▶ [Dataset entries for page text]
-*-
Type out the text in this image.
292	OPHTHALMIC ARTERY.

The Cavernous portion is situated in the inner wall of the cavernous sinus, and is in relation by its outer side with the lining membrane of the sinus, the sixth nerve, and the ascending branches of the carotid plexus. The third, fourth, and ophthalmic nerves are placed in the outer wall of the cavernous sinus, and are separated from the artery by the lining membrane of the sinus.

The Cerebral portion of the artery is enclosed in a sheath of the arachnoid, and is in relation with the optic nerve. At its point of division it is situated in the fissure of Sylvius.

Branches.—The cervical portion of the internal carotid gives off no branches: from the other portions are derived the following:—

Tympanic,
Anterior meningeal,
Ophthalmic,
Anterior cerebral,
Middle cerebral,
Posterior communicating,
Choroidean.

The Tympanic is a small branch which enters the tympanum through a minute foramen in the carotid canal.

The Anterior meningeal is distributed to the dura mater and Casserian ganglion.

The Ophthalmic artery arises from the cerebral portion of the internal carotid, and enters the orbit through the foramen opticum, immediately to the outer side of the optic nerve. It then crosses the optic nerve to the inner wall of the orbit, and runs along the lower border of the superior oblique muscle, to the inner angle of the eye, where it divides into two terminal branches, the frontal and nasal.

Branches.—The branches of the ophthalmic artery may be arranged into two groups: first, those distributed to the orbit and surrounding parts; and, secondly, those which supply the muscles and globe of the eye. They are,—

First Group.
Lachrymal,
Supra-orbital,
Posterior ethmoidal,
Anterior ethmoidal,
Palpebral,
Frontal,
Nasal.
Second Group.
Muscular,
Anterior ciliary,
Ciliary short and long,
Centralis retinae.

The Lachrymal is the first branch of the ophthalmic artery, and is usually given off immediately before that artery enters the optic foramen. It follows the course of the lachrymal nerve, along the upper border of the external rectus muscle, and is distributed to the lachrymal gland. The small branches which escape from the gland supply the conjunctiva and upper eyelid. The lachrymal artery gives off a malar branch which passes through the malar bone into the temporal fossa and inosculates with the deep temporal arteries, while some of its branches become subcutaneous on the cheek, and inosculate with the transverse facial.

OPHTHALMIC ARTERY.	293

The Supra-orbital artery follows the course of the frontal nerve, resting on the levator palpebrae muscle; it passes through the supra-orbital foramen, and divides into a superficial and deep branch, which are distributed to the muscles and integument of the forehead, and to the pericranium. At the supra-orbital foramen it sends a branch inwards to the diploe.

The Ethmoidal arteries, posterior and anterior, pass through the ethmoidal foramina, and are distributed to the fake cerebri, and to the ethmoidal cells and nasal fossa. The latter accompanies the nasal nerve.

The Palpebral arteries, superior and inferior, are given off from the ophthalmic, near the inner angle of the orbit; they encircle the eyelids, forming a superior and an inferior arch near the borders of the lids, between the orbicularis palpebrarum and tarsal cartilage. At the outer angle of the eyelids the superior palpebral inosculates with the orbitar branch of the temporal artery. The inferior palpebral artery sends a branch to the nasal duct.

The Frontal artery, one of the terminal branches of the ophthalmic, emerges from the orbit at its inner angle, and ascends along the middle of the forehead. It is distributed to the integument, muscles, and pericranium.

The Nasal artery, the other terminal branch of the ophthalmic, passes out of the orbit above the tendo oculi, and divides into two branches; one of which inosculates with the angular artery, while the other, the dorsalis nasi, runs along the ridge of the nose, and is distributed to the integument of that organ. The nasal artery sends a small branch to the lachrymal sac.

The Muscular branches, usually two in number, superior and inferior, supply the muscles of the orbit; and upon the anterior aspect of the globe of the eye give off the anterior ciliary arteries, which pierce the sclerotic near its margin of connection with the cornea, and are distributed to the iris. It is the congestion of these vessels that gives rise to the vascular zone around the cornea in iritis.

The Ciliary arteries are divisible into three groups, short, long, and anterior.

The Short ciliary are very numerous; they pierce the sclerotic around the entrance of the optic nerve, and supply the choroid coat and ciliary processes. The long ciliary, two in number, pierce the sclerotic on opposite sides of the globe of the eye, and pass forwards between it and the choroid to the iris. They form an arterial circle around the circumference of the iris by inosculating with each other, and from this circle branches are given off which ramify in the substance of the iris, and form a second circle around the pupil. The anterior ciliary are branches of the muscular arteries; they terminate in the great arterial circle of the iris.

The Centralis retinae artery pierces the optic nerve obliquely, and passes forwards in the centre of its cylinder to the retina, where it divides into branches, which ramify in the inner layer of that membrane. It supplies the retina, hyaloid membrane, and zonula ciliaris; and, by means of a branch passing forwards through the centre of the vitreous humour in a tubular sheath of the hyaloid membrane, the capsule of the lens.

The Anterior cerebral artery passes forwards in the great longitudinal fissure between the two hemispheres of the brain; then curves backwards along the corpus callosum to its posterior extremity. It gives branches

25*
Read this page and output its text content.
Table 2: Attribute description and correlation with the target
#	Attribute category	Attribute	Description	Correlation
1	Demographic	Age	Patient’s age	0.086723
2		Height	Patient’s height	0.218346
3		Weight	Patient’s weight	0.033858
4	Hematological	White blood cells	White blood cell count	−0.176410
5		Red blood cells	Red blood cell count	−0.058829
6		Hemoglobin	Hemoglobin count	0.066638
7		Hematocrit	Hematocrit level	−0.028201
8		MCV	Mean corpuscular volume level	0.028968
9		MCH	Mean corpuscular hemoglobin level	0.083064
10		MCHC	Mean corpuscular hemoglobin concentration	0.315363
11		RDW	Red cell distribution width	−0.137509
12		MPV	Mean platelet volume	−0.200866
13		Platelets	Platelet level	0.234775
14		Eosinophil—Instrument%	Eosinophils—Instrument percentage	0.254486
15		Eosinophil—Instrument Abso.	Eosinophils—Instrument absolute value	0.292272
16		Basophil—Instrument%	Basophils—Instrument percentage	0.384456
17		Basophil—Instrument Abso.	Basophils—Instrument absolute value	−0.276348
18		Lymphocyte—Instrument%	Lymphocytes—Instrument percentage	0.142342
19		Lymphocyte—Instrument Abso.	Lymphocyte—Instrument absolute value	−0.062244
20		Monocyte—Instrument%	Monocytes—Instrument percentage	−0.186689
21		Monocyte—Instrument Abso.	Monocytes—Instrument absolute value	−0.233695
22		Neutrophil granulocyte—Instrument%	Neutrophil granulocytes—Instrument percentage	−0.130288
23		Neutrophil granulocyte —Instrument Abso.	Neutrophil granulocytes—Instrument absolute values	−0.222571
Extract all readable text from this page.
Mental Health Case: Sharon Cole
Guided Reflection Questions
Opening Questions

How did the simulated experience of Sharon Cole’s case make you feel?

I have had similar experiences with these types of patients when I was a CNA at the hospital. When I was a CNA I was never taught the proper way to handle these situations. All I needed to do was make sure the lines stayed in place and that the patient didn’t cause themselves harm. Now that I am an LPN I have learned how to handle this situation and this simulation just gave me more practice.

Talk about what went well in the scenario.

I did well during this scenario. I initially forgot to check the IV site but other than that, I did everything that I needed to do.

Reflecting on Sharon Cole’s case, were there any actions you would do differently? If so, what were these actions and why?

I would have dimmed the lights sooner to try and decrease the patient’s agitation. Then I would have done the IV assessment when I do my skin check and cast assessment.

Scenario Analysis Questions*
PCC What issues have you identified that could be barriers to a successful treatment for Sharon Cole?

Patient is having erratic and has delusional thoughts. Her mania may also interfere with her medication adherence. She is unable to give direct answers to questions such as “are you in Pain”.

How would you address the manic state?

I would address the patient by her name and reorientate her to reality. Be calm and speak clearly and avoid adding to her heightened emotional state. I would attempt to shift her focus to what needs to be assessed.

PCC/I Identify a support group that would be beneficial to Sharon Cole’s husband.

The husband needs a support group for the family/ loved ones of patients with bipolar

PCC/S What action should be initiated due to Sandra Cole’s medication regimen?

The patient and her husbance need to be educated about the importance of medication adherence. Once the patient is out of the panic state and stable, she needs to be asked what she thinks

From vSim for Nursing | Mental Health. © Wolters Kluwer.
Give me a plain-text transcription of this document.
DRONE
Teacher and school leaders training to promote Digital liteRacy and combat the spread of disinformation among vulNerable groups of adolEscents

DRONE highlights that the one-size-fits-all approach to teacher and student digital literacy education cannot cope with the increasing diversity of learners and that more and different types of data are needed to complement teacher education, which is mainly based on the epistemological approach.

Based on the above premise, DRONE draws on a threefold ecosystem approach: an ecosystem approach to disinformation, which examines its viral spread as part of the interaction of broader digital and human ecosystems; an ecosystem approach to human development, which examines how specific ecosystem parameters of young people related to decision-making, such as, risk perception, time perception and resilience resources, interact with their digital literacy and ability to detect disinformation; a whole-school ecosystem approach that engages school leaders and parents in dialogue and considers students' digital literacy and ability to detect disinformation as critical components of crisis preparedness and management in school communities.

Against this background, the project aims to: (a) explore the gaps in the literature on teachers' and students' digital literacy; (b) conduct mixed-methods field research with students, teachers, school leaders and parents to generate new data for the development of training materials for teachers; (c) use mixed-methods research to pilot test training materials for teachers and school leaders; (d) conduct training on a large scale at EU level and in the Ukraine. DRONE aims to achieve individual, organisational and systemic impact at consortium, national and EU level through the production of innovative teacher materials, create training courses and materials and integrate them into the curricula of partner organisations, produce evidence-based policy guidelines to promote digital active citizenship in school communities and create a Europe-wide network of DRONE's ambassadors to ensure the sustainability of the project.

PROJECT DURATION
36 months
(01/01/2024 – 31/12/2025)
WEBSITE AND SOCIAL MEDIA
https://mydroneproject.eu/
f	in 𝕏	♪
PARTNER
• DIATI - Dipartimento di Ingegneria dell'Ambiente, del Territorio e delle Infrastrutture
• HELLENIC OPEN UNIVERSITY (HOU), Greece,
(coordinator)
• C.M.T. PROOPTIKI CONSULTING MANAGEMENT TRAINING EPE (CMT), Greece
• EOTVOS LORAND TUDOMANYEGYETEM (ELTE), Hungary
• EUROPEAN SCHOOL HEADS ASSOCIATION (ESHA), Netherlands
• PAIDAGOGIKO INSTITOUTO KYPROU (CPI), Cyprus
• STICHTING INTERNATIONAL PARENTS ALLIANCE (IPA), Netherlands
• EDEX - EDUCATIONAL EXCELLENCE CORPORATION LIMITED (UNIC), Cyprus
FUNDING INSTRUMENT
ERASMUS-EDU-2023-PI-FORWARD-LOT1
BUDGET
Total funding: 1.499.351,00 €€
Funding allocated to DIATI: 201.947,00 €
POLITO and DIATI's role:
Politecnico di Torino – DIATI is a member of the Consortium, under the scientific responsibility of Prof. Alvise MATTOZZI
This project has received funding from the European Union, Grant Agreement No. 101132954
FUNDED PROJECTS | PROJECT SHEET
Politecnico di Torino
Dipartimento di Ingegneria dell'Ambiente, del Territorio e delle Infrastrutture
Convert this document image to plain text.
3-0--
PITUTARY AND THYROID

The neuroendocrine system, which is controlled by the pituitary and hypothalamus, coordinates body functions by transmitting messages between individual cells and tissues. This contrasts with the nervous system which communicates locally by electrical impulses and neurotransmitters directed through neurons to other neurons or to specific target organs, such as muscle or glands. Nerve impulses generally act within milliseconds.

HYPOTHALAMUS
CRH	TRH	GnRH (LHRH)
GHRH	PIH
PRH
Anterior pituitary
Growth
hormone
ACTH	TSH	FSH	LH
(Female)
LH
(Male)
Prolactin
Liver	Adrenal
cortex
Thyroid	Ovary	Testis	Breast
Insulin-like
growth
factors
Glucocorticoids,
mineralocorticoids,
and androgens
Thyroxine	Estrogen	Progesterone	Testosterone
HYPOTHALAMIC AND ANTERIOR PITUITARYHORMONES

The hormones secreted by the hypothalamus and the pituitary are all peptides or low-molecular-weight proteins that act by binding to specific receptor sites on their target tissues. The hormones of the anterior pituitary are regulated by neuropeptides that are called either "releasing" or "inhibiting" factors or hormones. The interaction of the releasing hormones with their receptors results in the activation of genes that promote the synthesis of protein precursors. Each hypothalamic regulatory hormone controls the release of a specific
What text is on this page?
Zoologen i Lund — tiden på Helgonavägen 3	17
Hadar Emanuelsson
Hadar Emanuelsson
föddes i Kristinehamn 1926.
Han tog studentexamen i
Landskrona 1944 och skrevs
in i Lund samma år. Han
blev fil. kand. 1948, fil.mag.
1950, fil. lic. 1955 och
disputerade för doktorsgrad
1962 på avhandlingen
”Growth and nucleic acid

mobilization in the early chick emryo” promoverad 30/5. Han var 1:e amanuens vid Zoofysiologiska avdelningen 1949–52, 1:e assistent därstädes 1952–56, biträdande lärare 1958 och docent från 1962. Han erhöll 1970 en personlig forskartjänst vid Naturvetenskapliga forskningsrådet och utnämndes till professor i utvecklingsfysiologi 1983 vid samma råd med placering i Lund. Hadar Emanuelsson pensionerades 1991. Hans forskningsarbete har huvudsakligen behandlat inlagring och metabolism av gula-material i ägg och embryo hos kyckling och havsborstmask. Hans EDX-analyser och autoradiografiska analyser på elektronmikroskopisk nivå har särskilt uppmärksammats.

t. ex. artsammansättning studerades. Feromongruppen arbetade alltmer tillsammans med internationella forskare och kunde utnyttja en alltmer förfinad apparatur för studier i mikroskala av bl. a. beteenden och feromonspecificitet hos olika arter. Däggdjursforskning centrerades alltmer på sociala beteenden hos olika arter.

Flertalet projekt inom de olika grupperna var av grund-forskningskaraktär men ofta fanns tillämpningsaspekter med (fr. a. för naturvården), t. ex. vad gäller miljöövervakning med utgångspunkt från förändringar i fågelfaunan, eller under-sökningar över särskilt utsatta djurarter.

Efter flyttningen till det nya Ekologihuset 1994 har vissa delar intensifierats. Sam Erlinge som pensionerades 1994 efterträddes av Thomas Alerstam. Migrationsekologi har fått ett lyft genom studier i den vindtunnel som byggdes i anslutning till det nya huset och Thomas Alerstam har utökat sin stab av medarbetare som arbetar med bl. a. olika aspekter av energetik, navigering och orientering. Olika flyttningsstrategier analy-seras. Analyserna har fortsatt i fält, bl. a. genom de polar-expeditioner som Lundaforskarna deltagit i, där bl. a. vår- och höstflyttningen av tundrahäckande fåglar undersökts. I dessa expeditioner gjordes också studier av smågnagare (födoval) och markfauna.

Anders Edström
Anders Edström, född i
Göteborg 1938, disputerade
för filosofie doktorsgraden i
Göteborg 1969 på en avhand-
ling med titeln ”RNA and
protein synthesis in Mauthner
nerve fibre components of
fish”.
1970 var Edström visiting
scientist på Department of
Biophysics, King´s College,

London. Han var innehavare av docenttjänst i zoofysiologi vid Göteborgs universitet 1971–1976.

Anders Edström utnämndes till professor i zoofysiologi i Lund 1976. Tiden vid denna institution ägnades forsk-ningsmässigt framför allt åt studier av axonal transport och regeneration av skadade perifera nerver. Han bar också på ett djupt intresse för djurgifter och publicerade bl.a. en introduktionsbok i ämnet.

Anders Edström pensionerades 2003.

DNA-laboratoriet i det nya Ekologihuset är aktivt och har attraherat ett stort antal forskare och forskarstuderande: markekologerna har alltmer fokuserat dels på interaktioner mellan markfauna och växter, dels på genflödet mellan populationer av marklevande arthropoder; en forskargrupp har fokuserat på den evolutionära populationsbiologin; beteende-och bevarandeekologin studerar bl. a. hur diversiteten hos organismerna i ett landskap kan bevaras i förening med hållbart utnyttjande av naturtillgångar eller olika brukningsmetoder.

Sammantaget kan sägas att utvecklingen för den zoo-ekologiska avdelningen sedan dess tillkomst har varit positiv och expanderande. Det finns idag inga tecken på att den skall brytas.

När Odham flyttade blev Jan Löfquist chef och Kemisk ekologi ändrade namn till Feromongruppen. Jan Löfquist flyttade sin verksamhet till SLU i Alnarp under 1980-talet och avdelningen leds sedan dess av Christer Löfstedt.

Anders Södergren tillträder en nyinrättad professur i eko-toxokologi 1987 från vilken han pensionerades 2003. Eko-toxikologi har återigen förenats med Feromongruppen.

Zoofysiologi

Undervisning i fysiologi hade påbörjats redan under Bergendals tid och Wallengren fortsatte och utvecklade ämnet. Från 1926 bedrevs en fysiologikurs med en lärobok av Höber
-*-
▶ [ASSIGNMENT] Report all lines above with "DIATI".

▶ [SOLUTION FOR THIS PROBLEM]
• DIATI - Dipartimento di Ingegneria dell'Ambiente, del Territorio e delle Infrastrutture
Funding allocated to DIATI: 201.947,00 €
POLITO and DIATI's role:
Politecnico di Torino – DIATI is a member of the Consortium, under the scientific responsibility of Prof. Alvise MATTOZZI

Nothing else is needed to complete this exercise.